(DOCUMENT SECTION)
★ ★ ★ ★ ★ ★ ★

What Reed utilizes instead — photos and archival video and audio clips from the Robson and Safechuck families themselves, some faded and shaky — has more resonance. Along with familiar clips from news footage, they shrink Jackson from an oversized icon to a small man, one who is alternately charming and sweetly manipulative, desperate and demented, who wielded a Pan-like innocence to coax his alleged victims and their families into allowing the otherwise unthinkable, like letting their young sons sleep with a grown man.

And the way Robson explains how this was possible speaks volumes about mass entertainment’s ability to dissolve all boundaries and make the incredible possible. “He had been in my living room every day, in my ears, via his music and his posters,” Robson explains. “I’d known him, I thought. And for some reason it didn’t feel strange to let me, a seven-year-old, and my sister, a 10-year-old, sleep in this man’s bedroom.”

This only sharpens the painful revelations in the second half of “Leaving Neverland,” which introduces both men’s wives and turns a sharper focus on Robson’s mother Joy and Stephanie Safechuck. And it’s strange to watch these women vacillate between glowing and crumbling at the memory of their time basking in the halo of Jackson’s presence, only to be shattered by their adult sons as each contends with the aftermath of what they say happened to them.

I’ve no doubt that lots of people will sit with Robson’s and Safechuck’s allegations, which include graphic descriptions of sexual abuse, long after the four hours of this documentary are spent and nevertheless excuse their way into separating the art from the artist. Heck, I've done it, making a point of differentiating between Jackson 5 and "Off the Wall" Michael Jackson and the rest of him, creating my personal before and choosing to turn my back on the after.

After witnessing these two men’s separate, eerily similar stories about Jackson’s method of grooming them and their families, is that still good enough? Lots of us will be asking that question, I'd wager. Robson says he was seven when the abuse began, when Jackson was in his 30s, and that it continued until he was 14. Safechuck alleges his sexual relationship with Jackson commenced when he was 10.

Safechuck even describes a mock wedding ceremony he and Jackson shared in secret, pulling the gold band ringed with diamonds out of a black box. He handles it with his fingertips, turns it over with consideration but little affection. As he shows it off along with other trinkets he says Jackson bought him as a reward for sexual favors, his hands subtly quiver.

★ ★ ★ ★ ★ ★ ★

(WHAT YOU NEED TO DO)
(a) In the documentary review, which traits does the phrase beginning "alternately charming" ascribe to Jackson?
(b) Could you resume the review of the documentary "Leaving Neverland" from its last sentence?

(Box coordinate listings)
★ ★ ★ ★ ★ ★ ★

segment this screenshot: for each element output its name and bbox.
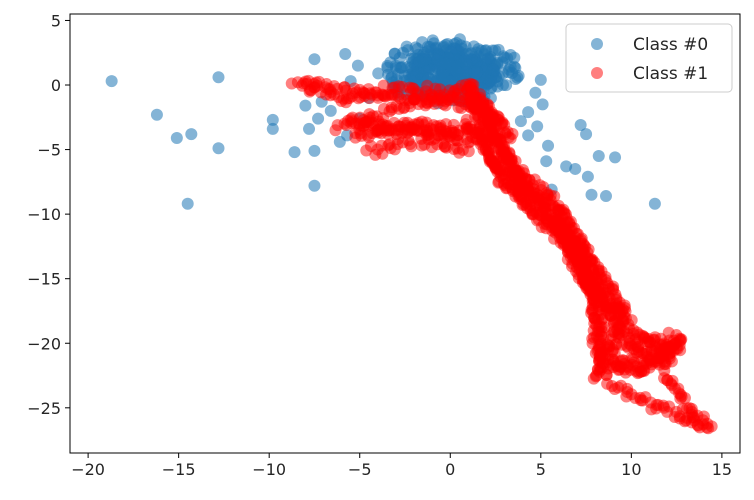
y-tick-label: −15 [27,270,61,289]
data-point-class-0 [569,162,582,175]
data-point-class-1 [464,92,477,105]
data-point-class-0 [431,53,444,66]
y-tick-label: 0 [51,76,61,95]
data-point-class-0 [212,71,225,84]
data-point-class-0 [600,190,612,203]
y-tick-label: −5 [37,141,61,160]
data-point-class-0 [312,112,325,125]
series-class-1 [285,74,718,435]
data-point-class-0 [648,197,661,210]
data-point-class-0 [372,67,385,80]
data-point-class-0 [492,43,505,56]
data-point-class-0 [522,129,535,142]
data-point-class-1 [405,140,418,153]
data-point-class-0 [308,53,321,66]
legend-label: Class #1 [633,64,708,84]
data-point-class-0 [540,155,553,168]
data-point-class-0 [170,131,183,144]
data-point-class-0 [459,40,472,53]
data-point-class-0 [470,65,483,78]
data-point-class-0 [479,53,492,66]
legend-label: Class #0 [633,35,708,55]
series-class-0 [105,33,661,210]
data-point-class-0 [339,48,352,61]
data-point-class-0 [581,170,594,183]
x-tick-label: 15 [712,460,732,479]
data-point-class-0 [509,61,522,74]
data-point-class-0 [585,188,598,201]
y-tick-label: 5 [51,11,61,30]
plot-area [105,33,718,435]
data-point-class-1 [493,163,506,176]
data-point-class-0 [288,146,301,159]
data-point-class-0 [105,75,118,88]
legend: Class #0 Class #1 [565,23,733,93]
data-point-class-1 [600,368,613,381]
y-tick-label: −20 [27,334,61,353]
data-point-class-1 [572,258,585,271]
data-point-class-0 [472,43,485,56]
data-point-class-0 [308,144,321,157]
data-point-class-1 [619,305,632,318]
data-point-class-1 [331,119,344,132]
data-point-class-0 [395,61,408,74]
x-tick-label: −20 [71,460,105,479]
data-point-class-0 [496,56,509,69]
data-point-class-1 [462,145,475,158]
data-point-class-0 [542,139,555,152]
data-point-class-0 [534,73,547,86]
x-tick-label: −5 [348,460,372,479]
legend-marker [591,67,603,79]
data-point-class-0 [181,197,194,210]
data-point-class-0 [397,46,410,59]
x-tick-label: −10 [252,460,286,479]
data-point-class-0 [574,119,587,132]
data-point-class-0 [592,150,605,163]
legend-box [565,23,733,93]
data-point-class-0 [421,40,434,53]
x-tick-label: −15 [162,460,196,479]
data-point-class-0 [522,106,535,119]
x-tick-label: 5 [536,460,546,479]
x-tick-label: 0 [445,460,455,479]
y-tick-label: −25 [27,399,61,418]
data-point-class-1 [535,221,548,234]
data-point-class-0 [536,98,549,111]
data-point-class-1 [590,369,603,382]
data-point-class-1 [354,111,367,124]
data-point-class-1 [675,390,688,403]
data-point-class-1 [670,329,683,342]
axes-frame [69,13,741,454]
data-point-class-0 [351,59,364,72]
data-point-class-0 [299,99,312,112]
x-tick-label: 10 [621,460,641,479]
legend-marker [591,38,603,50]
data-point-class-0 [609,151,622,164]
data-point-class-0 [212,142,225,155]
data-point-class-0 [303,122,316,135]
data-point-class-1 [338,81,351,94]
axes-layer: −20 −15 −10 −5 0 5 10 15 5 0 −5 −10 −15 −20 −25 [27,11,741,479]
data-point-class-1 [702,422,715,435]
data-point-class-0 [308,179,321,192]
data-point-class-0 [324,104,337,117]
data-point-class-1 [665,379,678,392]
data-point-class-0 [266,113,279,126]
data-point-class-1 [410,93,423,106]
data-point-class-0 [150,108,163,121]
data-point-class-0 [511,71,524,84]
data-point-class-0 [560,160,573,173]
y-tick-label: −10 [27,205,61,224]
data-point-class-0 [580,128,593,141]
data-point-class-0 [413,55,426,68]
data-point-class-0 [491,75,504,88]
data-point-class-0 [449,64,462,77]
data-point-class-0 [185,128,198,141]
data-point-class-0 [514,115,527,128]
data-point-class-0 [266,122,279,135]
data-point-class-0 [529,86,542,99]
data-point-class-0 [531,120,544,133]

★ ★ ★ ★ ★ ★ ★

(ANSWERS BY TASK)
(a) Charming, sweetly manipulative, desperate, and demented.

(b)
Both Safechuck and Robson dispassionately recount instances of alleged molestation, with an evenness that makes their accounts grueling to absorb. Robson speaks haltingly about his memories of abuse, at times pausing to close his eyes as if processing anew what he’s just said or about to say.

June marks the 10-year anniversary of Jackson’s death, and yet Jackson's music has a constant presence in our lives, even if we don’t intend it to.

We participate in the celebration of Jackson’s music almost as a reflex, whether one remembers him as a beloved figure who sang songs about world peace and loving children (in a wholesome way), or as his tabloid persona “Wacko Jacko.” Jackson’s hits bring people to the dance floor at weddings, are frequent flyers on commercial radio playlists. “Thriller” is the song that launches a thousand flash mobs every Halloween.

And we do this in spite of at least partial awareness of the multiple allegations of child molestation Jackson sustained through the portion of his career that followed the worldwide explosions of “Thriller” and “Bad.” There was the Los Angeles Police Department’s 1993 investigation into claims that Jackson had molested 13-year-old Jordan Chandler, resulting in a civil suit brought by the child’s family. Jackson eventually settled the case out of course for $23 million.

There was British journalist Martin Bashir’s two-hour documentary “Living with Michael Jackson" in 2003, viewed by an estimated audience of 27 million, in which Jackson acknowledged he shared his bed with young boys, memorably claiming "I am Peter Pan."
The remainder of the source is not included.